Dataset rows about figures
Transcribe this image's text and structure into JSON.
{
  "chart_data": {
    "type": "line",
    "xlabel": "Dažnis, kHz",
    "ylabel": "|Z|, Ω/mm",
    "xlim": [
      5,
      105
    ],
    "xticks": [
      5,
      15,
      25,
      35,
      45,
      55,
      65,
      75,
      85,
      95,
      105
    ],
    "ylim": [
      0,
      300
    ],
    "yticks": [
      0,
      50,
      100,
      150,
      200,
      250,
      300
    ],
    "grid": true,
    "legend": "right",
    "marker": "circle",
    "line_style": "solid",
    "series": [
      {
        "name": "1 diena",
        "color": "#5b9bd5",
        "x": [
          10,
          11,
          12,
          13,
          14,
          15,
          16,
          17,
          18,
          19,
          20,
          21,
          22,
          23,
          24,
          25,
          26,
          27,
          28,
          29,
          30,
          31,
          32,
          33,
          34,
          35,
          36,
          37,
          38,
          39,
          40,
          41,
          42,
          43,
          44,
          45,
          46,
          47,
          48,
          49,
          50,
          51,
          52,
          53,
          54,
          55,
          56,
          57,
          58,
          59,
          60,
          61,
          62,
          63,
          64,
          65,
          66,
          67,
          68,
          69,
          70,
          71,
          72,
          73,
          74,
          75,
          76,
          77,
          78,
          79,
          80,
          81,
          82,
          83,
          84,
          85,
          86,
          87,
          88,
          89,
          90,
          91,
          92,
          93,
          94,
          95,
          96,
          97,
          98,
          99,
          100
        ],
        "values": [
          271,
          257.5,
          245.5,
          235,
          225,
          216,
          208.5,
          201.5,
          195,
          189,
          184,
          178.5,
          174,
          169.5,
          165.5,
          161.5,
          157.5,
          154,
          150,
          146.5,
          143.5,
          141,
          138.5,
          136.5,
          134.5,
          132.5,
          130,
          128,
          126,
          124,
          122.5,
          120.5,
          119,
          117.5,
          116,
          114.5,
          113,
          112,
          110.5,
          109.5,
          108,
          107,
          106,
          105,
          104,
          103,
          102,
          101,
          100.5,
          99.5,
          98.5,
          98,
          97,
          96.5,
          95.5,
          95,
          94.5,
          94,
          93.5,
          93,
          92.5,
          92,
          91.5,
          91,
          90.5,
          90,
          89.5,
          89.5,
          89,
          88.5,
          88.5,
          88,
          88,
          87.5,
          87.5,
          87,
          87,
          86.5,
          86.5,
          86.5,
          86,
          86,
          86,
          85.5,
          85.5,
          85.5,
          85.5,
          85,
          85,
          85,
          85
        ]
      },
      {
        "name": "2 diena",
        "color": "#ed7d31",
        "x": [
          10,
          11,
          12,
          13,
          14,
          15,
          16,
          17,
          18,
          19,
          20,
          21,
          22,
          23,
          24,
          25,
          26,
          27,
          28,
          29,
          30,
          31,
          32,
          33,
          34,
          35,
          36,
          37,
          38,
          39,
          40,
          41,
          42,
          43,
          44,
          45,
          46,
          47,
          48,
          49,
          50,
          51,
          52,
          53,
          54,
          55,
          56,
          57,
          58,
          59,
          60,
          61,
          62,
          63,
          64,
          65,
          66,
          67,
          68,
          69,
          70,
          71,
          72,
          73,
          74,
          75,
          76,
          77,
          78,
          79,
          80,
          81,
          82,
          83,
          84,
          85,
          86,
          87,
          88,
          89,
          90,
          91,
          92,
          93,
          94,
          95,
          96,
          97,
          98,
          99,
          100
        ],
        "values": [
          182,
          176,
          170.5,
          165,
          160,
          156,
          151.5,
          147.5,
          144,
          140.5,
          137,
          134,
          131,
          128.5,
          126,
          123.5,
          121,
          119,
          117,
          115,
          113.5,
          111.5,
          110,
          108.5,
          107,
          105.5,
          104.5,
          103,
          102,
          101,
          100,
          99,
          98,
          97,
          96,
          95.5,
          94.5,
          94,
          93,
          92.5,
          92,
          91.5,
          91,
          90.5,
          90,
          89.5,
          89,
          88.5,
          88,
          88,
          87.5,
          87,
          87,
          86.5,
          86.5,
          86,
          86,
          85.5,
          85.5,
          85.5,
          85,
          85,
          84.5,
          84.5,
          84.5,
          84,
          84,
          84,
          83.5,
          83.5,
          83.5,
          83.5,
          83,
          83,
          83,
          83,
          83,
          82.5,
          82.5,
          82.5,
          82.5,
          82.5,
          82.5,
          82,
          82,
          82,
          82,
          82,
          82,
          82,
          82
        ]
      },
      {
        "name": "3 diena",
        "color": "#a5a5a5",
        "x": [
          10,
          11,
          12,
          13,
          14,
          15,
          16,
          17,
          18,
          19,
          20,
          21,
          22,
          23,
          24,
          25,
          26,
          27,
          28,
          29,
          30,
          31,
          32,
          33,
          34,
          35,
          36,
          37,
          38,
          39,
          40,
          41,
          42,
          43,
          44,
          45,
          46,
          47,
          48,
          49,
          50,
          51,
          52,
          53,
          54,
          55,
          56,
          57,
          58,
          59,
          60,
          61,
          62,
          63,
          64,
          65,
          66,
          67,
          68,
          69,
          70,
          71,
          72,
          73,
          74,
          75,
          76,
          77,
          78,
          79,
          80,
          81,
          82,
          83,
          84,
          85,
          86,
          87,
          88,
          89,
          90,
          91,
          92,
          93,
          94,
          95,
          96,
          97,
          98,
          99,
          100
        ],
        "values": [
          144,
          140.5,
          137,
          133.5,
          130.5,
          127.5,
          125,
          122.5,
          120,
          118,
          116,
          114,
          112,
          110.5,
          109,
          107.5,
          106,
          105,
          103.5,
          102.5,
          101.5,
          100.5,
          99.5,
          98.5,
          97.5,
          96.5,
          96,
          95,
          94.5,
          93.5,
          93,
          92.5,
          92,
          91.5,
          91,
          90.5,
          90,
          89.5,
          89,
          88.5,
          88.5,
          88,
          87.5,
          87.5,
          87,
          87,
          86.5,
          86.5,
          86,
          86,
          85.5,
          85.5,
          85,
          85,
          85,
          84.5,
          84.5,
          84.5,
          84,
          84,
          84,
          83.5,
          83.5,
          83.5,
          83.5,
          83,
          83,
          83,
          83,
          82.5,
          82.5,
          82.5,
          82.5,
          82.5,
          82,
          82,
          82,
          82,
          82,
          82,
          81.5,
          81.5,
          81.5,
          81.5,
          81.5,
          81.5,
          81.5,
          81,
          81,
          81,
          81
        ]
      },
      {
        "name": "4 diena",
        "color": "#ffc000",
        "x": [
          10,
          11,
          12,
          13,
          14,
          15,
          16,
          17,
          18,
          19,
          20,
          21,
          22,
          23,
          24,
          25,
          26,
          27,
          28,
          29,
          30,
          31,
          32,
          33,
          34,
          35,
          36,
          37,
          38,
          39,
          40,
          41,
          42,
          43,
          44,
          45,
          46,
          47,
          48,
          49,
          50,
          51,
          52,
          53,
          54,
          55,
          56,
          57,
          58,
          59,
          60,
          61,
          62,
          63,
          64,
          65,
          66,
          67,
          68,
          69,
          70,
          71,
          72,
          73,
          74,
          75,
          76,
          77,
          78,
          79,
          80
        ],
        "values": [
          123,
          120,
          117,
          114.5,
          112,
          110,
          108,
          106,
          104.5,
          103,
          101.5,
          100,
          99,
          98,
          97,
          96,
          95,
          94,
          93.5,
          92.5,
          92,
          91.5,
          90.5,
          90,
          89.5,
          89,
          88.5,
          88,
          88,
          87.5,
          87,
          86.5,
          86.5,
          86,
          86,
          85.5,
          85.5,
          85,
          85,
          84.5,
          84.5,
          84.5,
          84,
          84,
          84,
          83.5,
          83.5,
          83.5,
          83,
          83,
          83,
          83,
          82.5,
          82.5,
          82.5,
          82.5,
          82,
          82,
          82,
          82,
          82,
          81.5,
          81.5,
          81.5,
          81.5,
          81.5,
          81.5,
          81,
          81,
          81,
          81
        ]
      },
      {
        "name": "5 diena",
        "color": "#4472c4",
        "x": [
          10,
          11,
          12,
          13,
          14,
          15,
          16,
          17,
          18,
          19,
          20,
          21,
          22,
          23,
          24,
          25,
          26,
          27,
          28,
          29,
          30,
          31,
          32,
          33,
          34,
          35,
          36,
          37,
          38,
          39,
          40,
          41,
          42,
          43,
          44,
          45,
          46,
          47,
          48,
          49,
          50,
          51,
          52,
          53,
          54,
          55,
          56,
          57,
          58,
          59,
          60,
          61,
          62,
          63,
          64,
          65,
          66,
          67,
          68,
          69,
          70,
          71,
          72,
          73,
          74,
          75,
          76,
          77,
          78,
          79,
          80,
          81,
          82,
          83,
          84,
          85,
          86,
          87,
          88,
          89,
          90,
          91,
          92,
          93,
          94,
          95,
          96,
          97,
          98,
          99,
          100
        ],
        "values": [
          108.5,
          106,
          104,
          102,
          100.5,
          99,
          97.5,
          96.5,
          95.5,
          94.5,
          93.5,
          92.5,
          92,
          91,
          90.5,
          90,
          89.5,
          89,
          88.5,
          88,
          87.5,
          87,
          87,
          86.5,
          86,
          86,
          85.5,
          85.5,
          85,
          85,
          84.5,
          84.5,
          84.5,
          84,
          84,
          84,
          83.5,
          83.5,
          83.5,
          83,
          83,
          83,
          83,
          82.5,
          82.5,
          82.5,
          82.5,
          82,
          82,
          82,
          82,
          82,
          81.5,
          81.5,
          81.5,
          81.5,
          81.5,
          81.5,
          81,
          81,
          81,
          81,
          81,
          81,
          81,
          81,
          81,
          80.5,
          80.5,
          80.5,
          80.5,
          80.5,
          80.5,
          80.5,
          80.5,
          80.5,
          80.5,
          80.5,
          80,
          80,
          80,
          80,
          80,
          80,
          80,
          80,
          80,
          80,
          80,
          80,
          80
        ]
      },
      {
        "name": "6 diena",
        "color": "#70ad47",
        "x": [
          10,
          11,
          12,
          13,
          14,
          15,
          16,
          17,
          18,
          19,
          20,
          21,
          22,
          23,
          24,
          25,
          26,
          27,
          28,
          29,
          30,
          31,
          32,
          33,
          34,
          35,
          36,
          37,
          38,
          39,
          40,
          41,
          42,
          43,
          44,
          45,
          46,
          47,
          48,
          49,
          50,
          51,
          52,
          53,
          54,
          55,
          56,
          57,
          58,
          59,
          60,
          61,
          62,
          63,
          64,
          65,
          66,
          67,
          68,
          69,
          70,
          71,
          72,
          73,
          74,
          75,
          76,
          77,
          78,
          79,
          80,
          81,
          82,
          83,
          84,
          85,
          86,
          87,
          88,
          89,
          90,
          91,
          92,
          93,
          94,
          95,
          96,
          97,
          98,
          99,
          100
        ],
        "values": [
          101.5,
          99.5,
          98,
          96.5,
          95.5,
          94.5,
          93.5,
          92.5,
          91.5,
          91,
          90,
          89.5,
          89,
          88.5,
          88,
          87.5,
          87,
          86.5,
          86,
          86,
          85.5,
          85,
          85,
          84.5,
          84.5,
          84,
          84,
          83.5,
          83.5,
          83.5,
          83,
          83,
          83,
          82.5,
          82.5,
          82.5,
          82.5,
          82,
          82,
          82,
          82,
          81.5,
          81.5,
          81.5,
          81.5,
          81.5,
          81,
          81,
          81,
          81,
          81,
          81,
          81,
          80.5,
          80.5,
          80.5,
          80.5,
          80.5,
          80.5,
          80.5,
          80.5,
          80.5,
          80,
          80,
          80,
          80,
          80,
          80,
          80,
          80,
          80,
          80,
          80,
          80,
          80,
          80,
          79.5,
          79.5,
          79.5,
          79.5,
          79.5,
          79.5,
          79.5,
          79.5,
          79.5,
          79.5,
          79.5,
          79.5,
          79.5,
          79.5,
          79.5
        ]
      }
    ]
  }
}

Instructions for the task: Each line that has the word "name" should be copied.

Written answer:
        "name": "1 diena",
        "name": "2 diena",
        "name": "3 diena",
        "name": "4 diena",
        "name": "5 diena",
        "name": "6 diena",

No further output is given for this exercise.